| Metin |
Hükümet, yerel seçimlerin sona ermesinin ardından CHP’nin elinde olan belediyelerin yetkilerini kısıtladı. Atamaları, seçilmiş belediye başkanları yaparken, Ticaret Bakanlığı’nın yayımladığı genelge ile bu yetki belediye meclislerine verdi.
Yerel seçimlerde Ankara ve İstanbul gibi büyükşehir
belediye meclislerinde üyelerin çoğunluğu AK Parti’den seçilirken belediye
başkanlıklarını CHP’nin alması üzerine hükümetten belediye başkanlarının elini
kolunu bağlamak için karşı hamleler gelmeye başladı. Cumhuriyet’ten Miyase
İlknur’un haberine göre; Ticaret Bakanlığı’nın mayıs ayında yayımladığı genelge
ile artık belediye iştiraklerine yönetici atama yetkisi belediye başkanlarından
alınarak belediye meclisine verildi.
24 NİSAN’DA GÖRÜŞ İSTENDİ
Ticaret Bakanlığı’na bağlı İç Ticaret Genel Müdürlüğü, 31
Mart yerel seçimlerinden 24 gün sonra 24 Nisan 2019 tarihinde “Bakanlığımıza
yazılı ve sözlü olarak yapılan başvurulardan; belediyenin aynı zamanda tüzel
kişi yönetim kurulu üyesi veya müdürü olduğu belediye iştiraki şirketlerde,
yönetim kurulu veya müdürler kurulunda belediye tüzel kişiliğini temsil etmek üzere
yetkilendirilen gerçek kişilerin değiştirilmesine yönelik tescil taleplerinde
ve yine pay sahibi belediyeyi temsilen şirketlerin genel kuruluna katılacak
temsilcilerin belirlenmesinde, belediyedeki hangi organın (belediye başkanı,
belediye encümeni, belediye meclisi) kararının aranması gerektiği hususunda
tereddüte düşüldüğü anlaşılmıştır” diyerek Çevre ve Şehircilik Bakanlığı Yerel
Yönetimler Genel Müdürlüğü’nden görüş istedi.

| Sağlanan Veriler |
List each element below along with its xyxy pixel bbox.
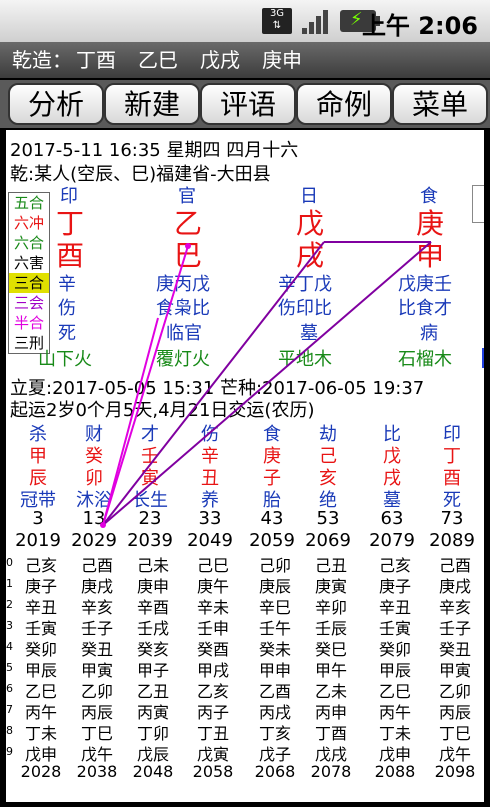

| Görev A |
Belediye yetkilerine ilişkin habere göre İç Ticaret Genel Müdürlüğü hangi birimden görüş istemiştir?
| Görev B |
Belediye yetkilerine ilişkin haberin "Hükümet, yerel seçimlerin" ifadesinden "belediye meclisine verildi." ifadesine kadar olan bölümünü, "genelge" sözcüğünü "yönerge" ile değiştirerek yeniden yazınız.
| Görev C |
Belediye iştiraklerine yönetici atama yetkisine ilişkin haberi, metnin bittiği yerden devam ettiriniz.
Satırlar bu çalışmada hiçbir rol oynamamaktadır.

| Alıştırma Sonucu A |
Çevre ve Şehircilik Bakanlığı Yerel Yönetimler Genel Müdürlüğü'nden.

| Alıştırma Sonucu B |
Hükümet, yerel seçimlerin sona ermesinin ardından CHP’nin elinde olan belediyelerin yetkilerini kısıtladı. Atamaları, seçilmiş belediye başkanları yaparken, Ticaret Bakanlığı’nın yayımladığı yönerge ile bu yetki belediye meclislerine verdi.
Yerel seçimlerde Ankara ve İstanbul gibi büyükşehir
belediye meclislerinde üyelerin çoğunluğu AK Parti’den seçilirken belediye
başkanlıklarını CHP’nin alması üzerine hükümetten belediye başkanlarının elini
kolunu bağlamak için karşı hamleler gelmeye başladı. Cumhuriyet’ten Miyase
İlknur’un haberine göre; Ticaret Bakanlığı’nın mayıs ayında yayımladığı yönerge
ile artık belediye iştiraklerine yönetici atama yetkisi belediye başkanlarından
alınarak belediye meclisine verildi.

| Alıştırma Sonucu C |
BAKANLIK BİLGİ VERMEDİ
Bakanlık, kendisine bu konuda kimlerin sözlü ve yazılı
başvuruda bulunduğuna ilişkin bir bilgi vermedi.
Bu başvuru üzerine de hemen kolları sıvayan Çevre ve
Şehircilik Bakanlığı Yerel Yönetimler Genel Müdürlüğü de 20 Mayıs 2019
tarihinde gönderdiği cevabi yazısında, belediye şirketlerinin yapısı ve belediye
meclislerinin görevlerine ilişkin uzun bir hukuki mütalaanın ardından belediye
şirketlerinde atama yetkisinin belediye meclisinde olduğuna dair görüş
bildirdi.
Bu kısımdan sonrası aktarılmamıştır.